> Consigne A: Reproduisez sous forme de liste JSON de chaînes, à raison d'une chaîne par ligne et sans les lignes vides, le passage des entrées qui va de la ligne contenant « - column-header-size[interactable]: 大小: [992, 120, 1091, 156] » jusqu'à celle contenant « - minimize-icon: [1291, 19, 1301, 21] », ces deux lignes comprises.

> Texte à lire:

· · · · ·

Dans son rapport technique du programme « Afrique Villes Durables », Urbaniste Sans Frontière (USF), dévoile six « priorités » pour la ville durable au Cameroun. En tête, figure, la « gestion foncière ». L’urbanisation accélérée des villes camerounaises crée un fort besoin foncier.

Dans son rapport technique du programme « Afrique Villes Durables », Urbaniste Sans Frontière (USF), dévoile six « priorités » pour la ville durable au Cameroun. En tête, figure, la « gestion foncière ». L’urbanisation accélérée des villes camerounaises crée un fort besoin foncier.

Benjamin Ombe

Le Cameroun fait face, depuis plus d’une décennie, à une urbanisation galopante. Cette forte croissance de la population urbaine est la conséquence d’une part de la croissance démographique du pays et d’autre part du niveau de pauvreté en zone rurale. D’après les estimations de la Banque mondiale (BM), en 2019, la population du Cameroun était estimée à près de 25 millions d’habitants. Cette population est majoritairement urbaine. Selon des projections de la Commission économique des Nations unies pour l’Afrique (CEA), en 2020, Yaoundé, la capitale politique du Cameroun comptait 3,2 millions d’habitants et Douala 3,1 millions. « Toutes les villes du pays voient leur population littéralement exploser. Mbouda, dans l’Ouest du pays, a ainsi un taux de croissance annuel de +7,8 %, le plus élevé du continent africain », martèle l’institution onusienne. Selon les projections de la CEA, la population urbaine représentera 57% de la population totale en 2035.

À côté des enjeux démographiques, le rythme de pauvreté en zone rurale est très accentué. Alors que le niveau de pauvreté global du pays est estimé à 35% en 2018 (Minepat, 2018) touchant près de 8 millions d’habitants, le seuil de pauvreté du pays présente une situation de déséquilibre manifeste en fonction du milieu de résidence. En effet, près de trois personnes sur cinq (56,8%) vivant en milieu rural sont pauvres, contre 8,9% en milieu urbain. Il y a lieu de relever que les deux grandes métropoles, Douala et Yaoundé, sont celles où l’on rencontre moins de pauvres (respectivement 4,2% et 5,4% de pauvres).

Dans cette configuration, pour mieux aborder la problématique de l’exode rural et réduire les inégalités de tout genre entre milieu urbain et zone rurale, le Cameroun s’est engagé à la mise en œuvre de la décentralisation telle que prévue dans la constitution de 1996. Le parachèvement institutionnel de ce processus s’est matérialisé avec la création et l’installation des conseils régionaux. L’achèvement de cet important processus laisse place à la question de la gouvernance des villes, capables de répondre aux attentes économiques et environnementales. La question est de savoir : comment transformer les 312 villes que compte le Cameroun en zone d’attractivité et creuset de développement social-économique durable?

· · · · ·

> Extrait de données:
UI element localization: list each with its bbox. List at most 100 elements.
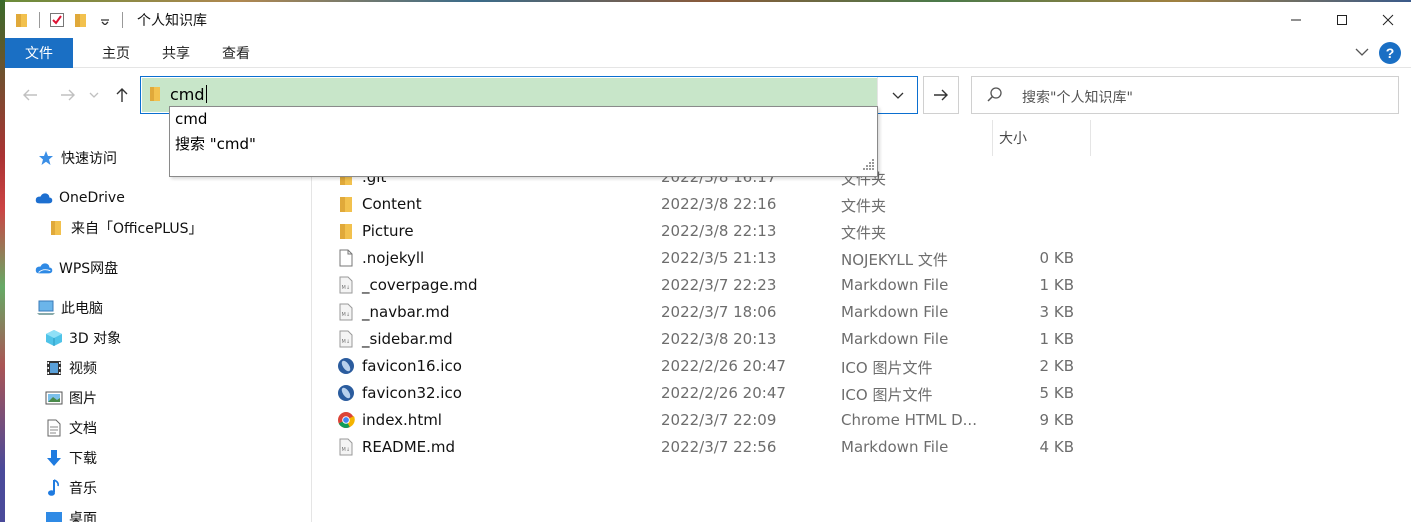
- column-header-size[interactable]: 大小: [992, 120, 1091, 156]
- address-input[interactable]: cmd: [170, 85, 207, 104]
- maximize-button[interactable]: [1319, 2, 1365, 38]
- nav-item-pictures[interactable]: 图片: [45, 387, 97, 409]
- computer-icon: [37, 299, 55, 317]
- tab-share[interactable]: 共享: [147, 38, 205, 68]
- expand-ribbon-chevron-icon[interactable]: [1355, 45, 1369, 61]
- file-type: 文件夹: [841, 197, 887, 215]
- nav-item-quick-access[interactable]: 快速访问: [37, 147, 117, 169]
- nav-item-music[interactable]: 音乐: [45, 477, 97, 499]
- folder-icon: [47, 219, 65, 237]
- file-size: 1 KB: [1039, 276, 1074, 294]
- file-row[interactable]: favicon16.ico 2022/2/26 20:47 ICO 图片文件 2…: [312, 353, 1411, 380]
- file-type: 文件夹: [841, 224, 887, 242]
- close-button[interactable]: [1365, 2, 1411, 38]
- file-name: _navbar.md: [362, 303, 450, 321]
- star-icon: [37, 149, 55, 167]
- address-autocomplete-dropdown: cmd 搜索 "cmd": [169, 106, 878, 177]
- navigation-pane: 快速访问 OneDrive 来自「OfficePLUS」 WPS网盘 此电脑 3…: [5, 120, 312, 522]
- file-row[interactable]: M↓ _navbar.md 2022/3/7 18:06 Markdown Fi…: [312, 299, 1411, 326]
- file-row[interactable]: favicon32.ico 2022/2/26 20:47 ICO 图片文件 5…: [312, 380, 1411, 407]
- search-box[interactable]: 搜索"个人知识库": [971, 76, 1399, 114]
- desktop-icon: [45, 509, 63, 522]
- file-size: 4 KB: [1039, 438, 1074, 456]
- folder-icon: [336, 221, 356, 241]
- maximize-icon: [1337, 15, 1347, 25]
- file-type: ICO 图片文件: [841, 386, 933, 404]
- file-date: 2022/3/7 22:09: [661, 411, 777, 429]
- file-name: favicon32.ico: [362, 384, 462, 402]
- help-button[interactable]: ?: [1379, 42, 1401, 64]
- up-arrow-icon: [116, 88, 128, 102]
- new-folder-icon[interactable]: [72, 11, 90, 29]
- minimize-icon: [1291, 19, 1301, 21]
- file-row[interactable]: M↓ _coverpage.md 2022/3/7 22:23 Markdown…: [312, 272, 1411, 299]
- nav-item-downloads[interactable]: 下载: [45, 447, 97, 469]
- chevron-down-icon: [89, 92, 99, 98]
- file-date: 2022/3/8 20:13: [661, 330, 777, 348]
- file-row[interactable]: index.html 2022/3/7 22:09 Chrome HTML D.…: [312, 407, 1411, 434]
- file-row[interactable]: Content 2022/3/8 22:16 文件夹: [312, 191, 1411, 218]
- nav-item-3d-objects[interactable]: 3D 对象: [45, 327, 121, 349]
- properties-icon[interactable]: [48, 11, 66, 29]
- nav-item-label: 来自「OfficePLUS」: [71, 221, 203, 237]
- back-button[interactable]: [19, 84, 41, 106]
- file-date: 2022/3/7 22:23: [661, 276, 777, 294]
- toolbar-separator: [122, 12, 123, 28]
- nav-item-videos[interactable]: 视频: [45, 357, 97, 379]
- file-type: Markdown File: [841, 330, 949, 348]
- minimize-button[interactable]: [1273, 2, 1319, 38]
- file-type: ICO 图片文件: [841, 359, 933, 377]
- tab-view[interactable]: 查看: [207, 38, 265, 68]
- search-icon: [986, 86, 1004, 108]
- file-row[interactable]: .nojekyll 2022/3/5 21:13 NOJEKYLL 文件 0 K…: [312, 245, 1411, 272]
- file-date: 2022/2/26 20:47: [661, 384, 786, 402]
- toolbar-separator: [39, 12, 40, 28]
- nav-item-label: OneDrive: [59, 190, 125, 206]
- recent-locations-button[interactable]: [87, 84, 101, 106]
- back-arrow-icon: [23, 89, 37, 101]
- markdown-file-icon: M↓: [336, 329, 356, 349]
- file-name: Picture: [362, 222, 414, 240]
- download-icon: [45, 449, 63, 467]
- cloud-icon: [35, 259, 53, 277]
- file-name: _coverpage.md: [362, 276, 478, 294]
- file-date: 2022/3/7 22:56: [661, 438, 777, 456]
- nav-item-onedrive[interactable]: OneDrive: [35, 187, 125, 209]
- file-type: Chrome HTML D...: [841, 411, 977, 429]
- search-placeholder: 搜索"个人知识库": [1022, 90, 1133, 106]
- file-date: 2022/3/7 18:06: [661, 303, 777, 321]
- address-history-dropdown[interactable]: [877, 77, 917, 113]
- autocomplete-item-cmd[interactable]: cmd: [175, 110, 207, 128]
- nav-item-desktop[interactable]: 桌面: [45, 507, 97, 522]
- forward-arrow-icon: [61, 89, 75, 101]
- nav-item-officeplus[interactable]: 来自「OfficePLUS」: [47, 217, 203, 239]
- nav-item-label: 3D 对象: [69, 331, 122, 347]
- tab-home[interactable]: 主页: [87, 38, 145, 68]
- forward-button[interactable]: [57, 84, 79, 106]
- autocomplete-item-search[interactable]: 搜索 "cmd": [175, 133, 256, 154]
- svg-text:M↓: M↓: [342, 447, 351, 453]
- file-date: 2022/2/26 20:47: [661, 357, 786, 375]
- svg-text:M↓: M↓: [342, 339, 351, 345]
- nav-item-wps-drive[interactable]: WPS网盘: [35, 257, 118, 279]
- cube-icon: [45, 329, 63, 347]
- nav-item-label: WPS网盘: [59, 261, 119, 277]
- file-row[interactable]: M↓ _sidebar.md 2022/3/8 20:13 Markdown F…: [312, 326, 1411, 353]
- nav-item-label: 下载: [69, 451, 97, 467]
- file-row[interactable]: Picture 2022/3/8 22:13 文件夹: [312, 218, 1411, 245]
- up-button[interactable]: [111, 84, 133, 106]
- nav-item-this-pc[interactable]: 此电脑: [37, 297, 103, 319]
- resize-grip-icon[interactable]: [863, 158, 875, 174]
- customize-toolbar-chevron-icon[interactable]: [96, 11, 114, 29]
- tab-file[interactable]: 文件: [5, 37, 73, 68]
- svg-text:M↓: M↓: [342, 312, 351, 318]
- quick-access-toolbar: [5, 2, 131, 38]
- file-list: .git 2022/3/8 16:17 文件夹 Content 2022/3/8…: [312, 162, 1411, 522]
- file-name: _sidebar.md: [362, 330, 453, 348]
- folder-icon: [336, 194, 356, 214]
- file-row[interactable]: M↓ README.md 2022/3/7 22:56 Markdown Fil…: [312, 434, 1411, 461]
- nav-item-label: 桌面: [69, 511, 97, 522]
- go-button[interactable]: [923, 76, 959, 114]
- nav-item-documents[interactable]: 文档: [45, 417, 97, 439]
- file-name: index.html: [362, 411, 442, 429]
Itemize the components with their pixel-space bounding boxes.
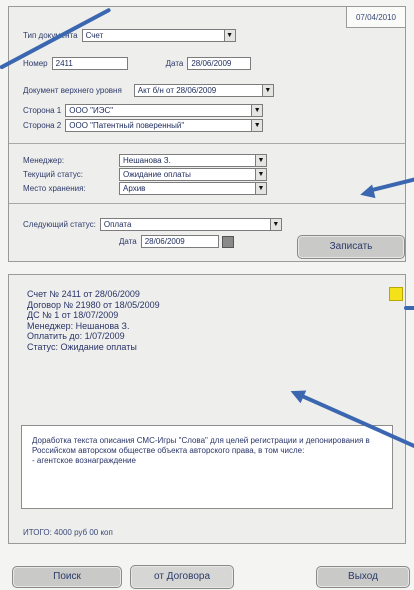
manager-select[interactable]: Нешанова З. ▼ bbox=[119, 154, 267, 167]
summary-line: Договор № 21980 от 18/05/2009 bbox=[27, 299, 160, 310]
doc-number-label: Номер bbox=[23, 59, 48, 68]
chevron-down-icon[interactable]: ▼ bbox=[255, 182, 267, 195]
side1-select[interactable]: ООО "ИЭС" ▼ bbox=[65, 104, 264, 117]
next-date-row: Дата 28/06/2009 bbox=[119, 235, 234, 248]
summary-line: Счет № 2411 от 28/06/2009 bbox=[27, 289, 140, 299]
storage-row: Место хранения: Архив ▼ bbox=[23, 182, 267, 195]
next-status-row: Следующий статус: Оплата ▼ bbox=[23, 218, 282, 231]
manager-value: Нешанова З. bbox=[119, 154, 255, 167]
parent-doc-label: Документ верхнего уровня bbox=[23, 86, 122, 95]
storage-select[interactable]: Архив ▼ bbox=[119, 182, 267, 195]
save-button[interactable]: Записать bbox=[297, 235, 405, 259]
next-status-label: Следующий статус: bbox=[23, 220, 96, 229]
summary-line: Менеджер: Нешанова З. bbox=[27, 320, 130, 331]
chevron-down-icon[interactable]: ▼ bbox=[255, 154, 267, 167]
current-status-select[interactable]: Ожидание оплаты ▼ bbox=[119, 168, 267, 181]
notes-textarea[interactable]: Доработка текста описания СМС-Игры "Слов… bbox=[21, 425, 393, 509]
next-date-field[interactable]: 28/06/2009 bbox=[140, 235, 219, 248]
chevron-down-icon[interactable]: ▼ bbox=[251, 119, 264, 132]
current-status-row: Текущий статус: Ожидание оплаты ▼ bbox=[23, 168, 267, 181]
chevron-down-icon[interactable]: ▼ bbox=[255, 168, 267, 181]
manager-label: Менеджер: bbox=[23, 156, 65, 165]
next-status-divider bbox=[9, 203, 405, 204]
parent-doc-value: Акт б/н от 28/06/2009 bbox=[133, 84, 262, 97]
doc-number-field[interactable]: 2411 bbox=[51, 57, 128, 70]
search-button[interactable]: Поиск bbox=[12, 566, 122, 588]
next-status-value: Оплата bbox=[99, 218, 270, 231]
flag-icon[interactable] bbox=[389, 287, 403, 301]
parent-doc-select[interactable]: Акт б/н от 28/06/2009 ▼ bbox=[133, 84, 274, 97]
storage-value: Архив bbox=[119, 182, 255, 195]
document-summary-panel: Счет № 2411 от 28/06/2009 Договор № 2198… bbox=[8, 274, 406, 544]
side2-select[interactable]: ООО "Патентный поверенный" ▼ bbox=[65, 119, 264, 132]
from-contract-button[interactable]: от Договора bbox=[130, 565, 234, 589]
summary-lines: Счет № 2411 от 28/06/2009 Договор № 2198… bbox=[27, 289, 160, 352]
summary-line: Оплатить до: 1/07/2009 bbox=[27, 331, 125, 341]
next-date-label: Дата bbox=[119, 237, 137, 246]
summary-line: Статус: Ожидание оплаты bbox=[27, 341, 137, 352]
doc-type-value: Счет bbox=[81, 29, 224, 42]
current-status-label: Текущий статус: bbox=[23, 170, 83, 179]
calendar-icon[interactable] bbox=[221, 235, 234, 248]
side1-label: Сторона 1 bbox=[23, 106, 62, 115]
parent-doc-row: Документ верхнего уровня Акт б/н от 28/0… bbox=[23, 84, 274, 97]
doc-type-select[interactable]: Счет ▼ bbox=[81, 29, 236, 42]
chevron-down-icon[interactable]: ▼ bbox=[269, 218, 282, 231]
chevron-down-icon[interactable]: ▼ bbox=[251, 104, 264, 117]
document-form-panel: 07/04/2010 Тип документа Счет ▼ Номер 24… bbox=[8, 6, 406, 262]
storage-label: Место хранения: bbox=[23, 184, 86, 193]
exit-button[interactable]: Выход bbox=[316, 566, 410, 588]
chevron-down-icon[interactable]: ▼ bbox=[261, 84, 274, 97]
annotation-arrow-flag bbox=[404, 306, 414, 310]
manager-row: Менеджер: Нешанова З. ▼ bbox=[23, 154, 267, 167]
status-section-divider bbox=[9, 143, 405, 144]
side1-value: ООО "ИЭС" bbox=[65, 104, 252, 117]
current-status-value: Ожидание оплаты bbox=[119, 168, 255, 181]
total-amount: ИТОГО: 4000 руб 00 коп bbox=[23, 528, 113, 537]
doc-date-field[interactable]: 28/06/2009 bbox=[187, 57, 252, 70]
doc-date-label: Дата bbox=[165, 59, 184, 68]
next-status-select[interactable]: Оплата ▼ bbox=[99, 218, 282, 231]
side1-row: Сторона 1 ООО "ИЭС" ▼ bbox=[23, 104, 264, 117]
summary-line: ДС № 1 от 18/07/2009 bbox=[27, 310, 119, 320]
side2-row: Сторона 2 ООО "Патентный поверенный" ▼ bbox=[23, 119, 264, 132]
doc-number-row: Номер 2411 Дата 28/06/2009 bbox=[23, 57, 252, 70]
current-date: 07/04/2010 bbox=[346, 6, 406, 28]
chevron-down-icon[interactable]: ▼ bbox=[223, 29, 236, 42]
side2-value: ООО "Патентный поверенный" bbox=[65, 119, 252, 132]
side2-label: Сторона 2 bbox=[23, 121, 62, 130]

· · · · ·

> Consigne B: D'après le texte sur l'urbanisation au Cameroun, quel taux de croissance annuel la ville de Mbouda affiche-t-elle ?

> Réponse complète A:
[
  "- column-header-size[interactable]: 大小: [992, 120, 1091, 156]",
  "- address-input[interactable]: cmd: [170, 85, 207, 104]",
  "- maximize-button[interactable]: [1319, 2, 1365, 38]",
  "- nav-item-pictures[interactable]: 图片: [45, 387, 97, 409]",
  "- computer-icon: [37, 299, 55, 317]",
  "- tab-share[interactable]: 共享: [147, 38, 205, 68]",
  "- expand-ribbon-chevron-icon[interactable]: [1355, 45, 1369, 61]",
  "- file-type: 文件夹: [841, 197, 887, 215]",
  "- nav-item-quick-access[interactable]: 快速访问: [37, 147, 117, 169]",
  "- nav-item-music[interactable]: 音乐: [45, 477, 97, 499]",
  "- folder-icon: [47, 219, 65, 237]",
  "- file-size: 1 KB: [1039, 276, 1074, 294]",
  "- file-row[interactable]: favicon16.ico 2022/2/26 20:47 ICO 图片文件 2…: [312, 353, 1411, 380]",
  "- file-type: 文件夹: [841, 224, 887, 242]",
  "- close-button[interactable]: [1365, 2, 1411, 38]",
  "- file-name: _navbar.md: [362, 303, 450, 321]",
  "- star-icon: [37, 149, 55, 167]",
  "- address-autocomplete-dropdown: cmd 搜索 \"cmd\": [169, 106, 878, 177]",
  "- navigation-pane: 快速访问 OneDrive 来自「OfficePLUS」 WPS网盘 此电脑 3…: [5, 120, 312, 522]",
  "- file-row[interactable]: M↓ _navbar.md 2022/3/7 18:06 Markdown Fi…: [312, 299, 1411, 326]",
  "- file-row[interactable]: favicon32.ico 2022/2/26 20:47 ICO 图片文件 5…: [312, 380, 1411, 407]",
  "- search-box[interactable]: 搜索\"个人知识库\": [971, 76, 1399, 114]",
  "- desktop-icon: [45, 509, 63, 522]",
  "- file-size: 4 KB: [1039, 438, 1074, 456]",
  "- folder-icon: [336, 221, 356, 241]",
  "- maximize-icon: [1337, 15, 1347, 25]",
  "- file-type: ICO 图片文件: [841, 386, 933, 404]",
  "- file-date: 2022/3/7 22:09: [661, 411, 777, 429]",
  "- file-name: favicon32.ico: [362, 384, 462, 402]",
  "- help-button[interactable]: ?: [1379, 42, 1401, 64]",
  "- up-arrow-icon: [116, 88, 128, 102]",
  "- new-folder-icon[interactable]: [72, 11, 90, 29]",
  "- minimize-icon: [1291, 19, 1301, 21]"
]

> Réponse complète B: +7,8 %, le plus élevé du continent africain.